-------- THE DATA

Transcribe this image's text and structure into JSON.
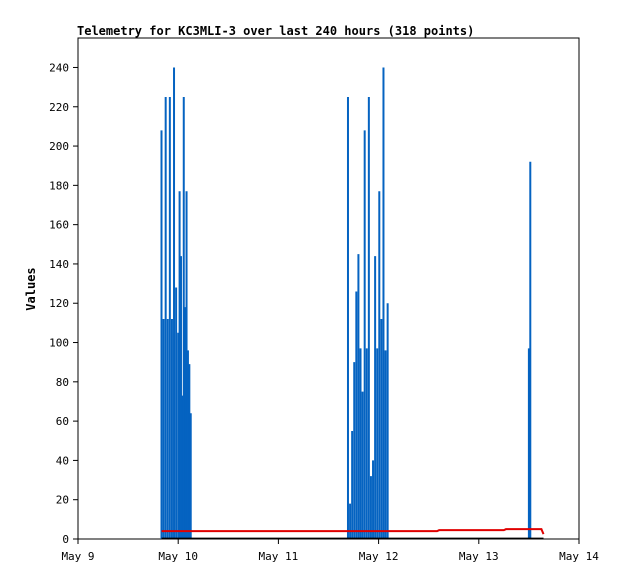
{
  "chart_data": {
    "type": "line",
    "title": "Telemetry for KC3MLI-3 over last 240 hours (318 points)",
    "xlabel": "",
    "ylabel": "Values",
    "x_ticks": [
      "May 9",
      "May 10",
      "May 11",
      "May 12",
      "May 13",
      "May 14"
    ],
    "xlim": [
      "May 9",
      "May 14"
    ],
    "y_ticks": [
      0,
      20,
      40,
      60,
      80,
      100,
      120,
      140,
      160,
      180,
      200,
      220,
      240
    ],
    "ylim": [
      0,
      255
    ],
    "grid": false,
    "legend": "none",
    "colors": {
      "spikes": "#0563c1",
      "red_series": "#e00000",
      "black_series": "#000000"
    },
    "series": [
      {
        "style": "spikes",
        "x": [
          "May 9 20:00",
          "May 9 20:30",
          "May 9 21:00",
          "May 9 21:30",
          "May 9 22:00",
          "May 9 22:30",
          "May 9 23:00",
          "May 9 23:30",
          "May 10 00:00",
          "May 10 00:20",
          "May 10 00:40",
          "May 10 01:00",
          "May 10 01:20",
          "May 10 01:40",
          "May 10 02:00",
          "May 10 02:20",
          "May 10 02:40",
          "May 10 03:00",
          "May 10 03:20",
          "May 11 16:40",
          "May 11 17:10",
          "May 11 17:40",
          "May 11 18:10",
          "May 11 18:40",
          "May 11 19:10",
          "May 11 19:40",
          "May 11 20:10",
          "May 11 20:40",
          "May 11 21:10",
          "May 11 21:40",
          "May 11 22:10",
          "May 11 22:40",
          "May 11 23:10",
          "May 11 23:40",
          "May 12 00:10",
          "May 12 00:40",
          "May 12 01:10",
          "May 12 01:40",
          "May 12 02:10",
          "May 12 02:40",
          "May 12 03:10",
          "May 13 12:00",
          "May 13 12:20"
        ],
        "values": [
          208,
          112,
          225,
          112,
          225,
          112,
          240,
          128,
          105,
          177,
          144,
          73,
          225,
          118,
          177,
          96,
          89,
          64,
          0,
          225,
          18,
          55,
          90,
          126,
          145,
          97,
          75,
          208,
          97,
          225,
          32,
          40,
          144,
          97,
          177,
          112,
          240,
          96,
          120,
          0,
          0,
          97,
          192
        ]
      },
      {
        "style": "step",
        "x": [
          "May 9 20:00",
          "May 12 14:00",
          "May 12 14:30",
          "May 13 06:00",
          "May 13 06:30",
          "May 13 15:00",
          "May 13 15:30"
        ],
        "values": [
          4,
          4,
          4.5,
          4.5,
          5,
          5,
          2.5
        ]
      },
      {
        "style": "line",
        "x": [
          "May 9 20:00",
          "May 13 15:30"
        ],
        "values": [
          0.3,
          0.3
        ]
      }
    ]
  }
}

----------------

* [GIVEN PROBLEM]
Output the material word for word, omitting its pictures.

* [COMPLETE ANSWER]
Transcribe this image's text and structure into JSON.
{
  "chart_data": {
    "type": "line",
    "title": "Telemetry for KC3MLI-3 over last 240 hours (318 points)",
    "xlabel": "",
    "ylabel": "Values",
    "x_ticks": [
      "May 9",
      "May 10",
      "May 11",
      "May 12",
      "May 13",
      "May 14"
    ],
    "xlim": [
      "May 9",
      "May 14"
    ],
    "y_ticks": [
      0,
      20,
      40,
      60,
      80,
      100,
      120,
      140,
      160,
      180,
      200,
      220,
      240
    ],
    "ylim": [
      0,
      255
    ],
    "grid": false,
    "legend": "none",
    "colors": {
      "spikes": "#0563c1",
      "red_series": "#e00000",
      "black_series": "#000000"
    },
    "series": [
      {
        "style": "spikes",
        "x": [
          "May 9 20:00",
          "May 9 20:30",
          "May 9 21:00",
          "May 9 21:30",
          "May 9 22:00",
          "May 9 22:30",
          "May 9 23:00",
          "May 9 23:30",
          "May 10 00:00",
          "May 10 00:20",
          "May 10 00:40",
          "May 10 01:00",
          "May 10 01:20",
          "May 10 01:40",
          "May 10 02:00",
          "May 10 02:20",
          "May 10 02:40",
          "May 10 03:00",
          "May 10 03:20",
          "May 11 16:40",
          "May 11 17:10",
          "May 11 17:40",
          "May 11 18:10",
          "May 11 18:40",
          "May 11 19:10",
          "May 11 19:40",
          "May 11 20:10",
          "May 11 20:40",
          "May 11 21:10",
          "May 11 21:40",
          "May 11 22:10",
          "May 11 22:40",
          "May 11 23:10",
          "May 11 23:40",
          "May 12 00:10",
          "May 12 00:40",
          "May 12 01:10",
          "May 12 01:40",
          "May 12 02:10",
          "May 12 02:40",
          "May 12 03:10",
          "May 13 12:00",
          "May 13 12:20"
        ],
        "values": [
          208,
          112,
          225,
          112,
          225,
          112,
          240,
          128,
          105,
          177,
          144,
          73,
          225,
          118,
          177,
          96,
          89,
          64,
          0,
          225,
          18,
          55,
          90,
          126,
          145,
          97,
          75,
          208,
          97,
          225,
          32,
          40,
          144,
          97,
          177,
          112,
          240,
          96,
          120,
          0,
          0,
          97,
          192
        ]
      },
      {
        "style": "step",
        "x": [
          "May 9 20:00",
          "May 12 14:00",
          "May 12 14:30",
          "May 13 06:00",
          "May 13 06:30",
          "May 13 15:00",
          "May 13 15:30"
        ],
        "values": [
          4,
          4,
          4.5,
          4.5,
          5,
          5,
          2.5
        ]
      },
      {
        "style": "line",
        "x": [
          "May 9 20:00",
          "May 13 15:30"
        ],
        "values": [
          0.3,
          0.3
        ]
      }
    ]
  }
}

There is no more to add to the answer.